----- Data excerpts
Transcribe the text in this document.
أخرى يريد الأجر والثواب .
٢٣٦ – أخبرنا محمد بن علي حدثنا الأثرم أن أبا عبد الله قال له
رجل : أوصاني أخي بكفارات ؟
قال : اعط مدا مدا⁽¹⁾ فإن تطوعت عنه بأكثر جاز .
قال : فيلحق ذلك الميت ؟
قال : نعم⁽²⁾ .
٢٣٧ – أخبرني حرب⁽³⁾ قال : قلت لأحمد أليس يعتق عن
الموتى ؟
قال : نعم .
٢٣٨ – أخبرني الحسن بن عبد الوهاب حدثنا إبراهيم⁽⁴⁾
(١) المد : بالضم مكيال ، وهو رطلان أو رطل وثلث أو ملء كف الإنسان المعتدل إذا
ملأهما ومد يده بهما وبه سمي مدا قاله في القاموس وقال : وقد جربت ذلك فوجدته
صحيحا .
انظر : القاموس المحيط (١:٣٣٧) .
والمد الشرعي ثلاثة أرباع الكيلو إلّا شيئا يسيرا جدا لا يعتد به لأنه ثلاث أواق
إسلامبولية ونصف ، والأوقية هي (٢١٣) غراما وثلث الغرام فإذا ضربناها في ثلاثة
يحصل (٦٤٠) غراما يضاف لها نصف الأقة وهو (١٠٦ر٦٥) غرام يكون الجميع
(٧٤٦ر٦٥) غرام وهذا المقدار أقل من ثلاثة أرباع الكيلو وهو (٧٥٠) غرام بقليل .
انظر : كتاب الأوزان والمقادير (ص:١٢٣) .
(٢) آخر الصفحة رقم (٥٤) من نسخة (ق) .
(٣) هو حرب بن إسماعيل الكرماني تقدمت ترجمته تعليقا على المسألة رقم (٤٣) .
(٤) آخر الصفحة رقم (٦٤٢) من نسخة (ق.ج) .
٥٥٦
----------
_Directions:_ Go through the records and print each one exactly.

_Completed exercise:_
Transcribe the text in this document.
أخرى يريد الأجر والثواب .
٢٣٦ – أخبرنا محمد بن علي حدثنا الأثرم أن أبا عبد الله قال له
رجل : أوصاني أخي بكفارات ؟
قال : اعط مدا مدا⁽¹⁾ فإن تطوعت عنه بأكثر جاز .
قال : فيلحق ذلك الميت ؟
قال : نعم⁽²⁾ .
٢٣٧ – أخبرني حرب⁽³⁾ قال : قلت لأحمد أليس يعتق عن
الموتى ؟
قال : نعم .
٢٣٨ – أخبرني الحسن بن عبد الوهاب حدثنا إبراهيم⁽⁴⁾
(١) المد : بالضم مكيال ، وهو رطلان أو رطل وثلث أو ملء كف الإنسان المعتدل إذا
ملأهما ومد يده بهما وبه سمي مدا قاله في القاموس وقال : وقد جربت ذلك فوجدته
صحيحا .
انظر : القاموس المحيط (١:٣٣٧) .
والمد الشرعي ثلاثة أرباع الكيلو إلّا شيئا يسيرا جدا لا يعتد به لأنه ثلاث أواق
إسلامبولية ونصف ، والأوقية هي (٢١٣) غراما وثلث الغرام فإذا ضربناها في ثلاثة
يحصل (٦٤٠) غراما يضاف لها نصف الأقة وهو (١٠٦ر٦٥) غرام يكون الجميع
(٧٤٦ر٦٥) غرام وهذا المقدار أقل من ثلاثة أرباع الكيلو وهو (٧٥٠) غرام بقليل .
انظر : كتاب الأوزان والمقادير (ص:١٢٣) .
(٢) آخر الصفحة رقم (٥٤) من نسخة (ق) .
(٣) هو حرب بن إسماعيل الكرماني تقدمت ترجمته تعليقا على المسألة رقم (٤٣) .
(٤) آخر الصفحة رقم (٦٤٢) من نسخة (ق.ج) .
٥٥٦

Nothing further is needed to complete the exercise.